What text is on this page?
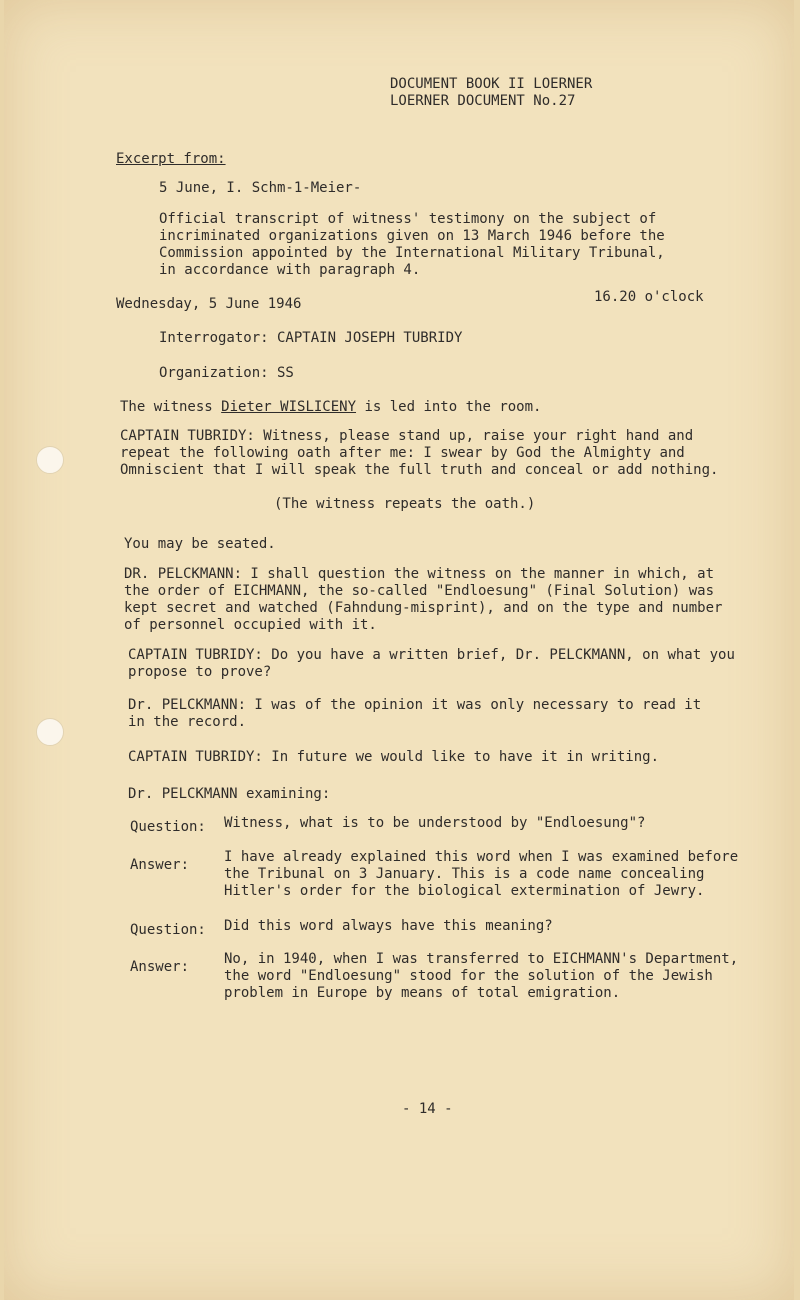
DOCUMENT BOOK II LOERNER
LOERNER DOCUMENT No.27
Excerpt from:
5 June, I. Schm-1-Meier-
Official transcript of witness' testimony on the subject of
incriminated organizations given on 13 March 1946 before the
Commission appointed by the International Military Tribunal,
in accordance with paragraph 4.
Wednesday, 5 June 1946	16.20 o'clock
Interrogator: CAPTAIN JOSEPH TUBRIDY
Organization: SS
The witness Dieter WISLICENY is led into the room.
CAPTAIN TUBRIDY: Witness, please stand up, raise your right hand and
repeat the following oath after me: I swear by God the Almighty and
Omniscient that I will speak the full truth and conceal or add nothing.
(The witness repeats the oath.)
You may be seated.
DR. PELCKMANN: I shall question the witness on the manner in which, at
the order of EICHMANN, the so-called "Endloesung" (Final Solution) was
kept secret and watched (Fahndung-misprint), and on the type and number
of personnel occupied with it.
CAPTAIN TUBRIDY: Do you have a written brief, Dr. PELCKMANN, on what you
propose to prove?
Dr. PELCKMANN: I was of the opinion it was only necessary to read it
in the record.
CAPTAIN TUBRIDY: In future we would like to have it in writing.
Dr. PELCKMANN examining:
Question: Witness, what is to be understood by "Endloesung"?
Answer: I have already explained this word when I was examined before
the Tribunal on 3 January. This is a code name concealing
Hitler's order for the biological extermination of Jewry.
Question: Did this word always have this meaning?
Answer: No, in 1940, when I was transferred to EICHMANN's Department,
the word "Endloesung" stood for the solution of the Jewish
problem in Europe by means of total emigration.
- 14 -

=====

What to do
How many lines in the entries contain the string "CAPTAIN"? Answer with the number only.

Result for this exercise
4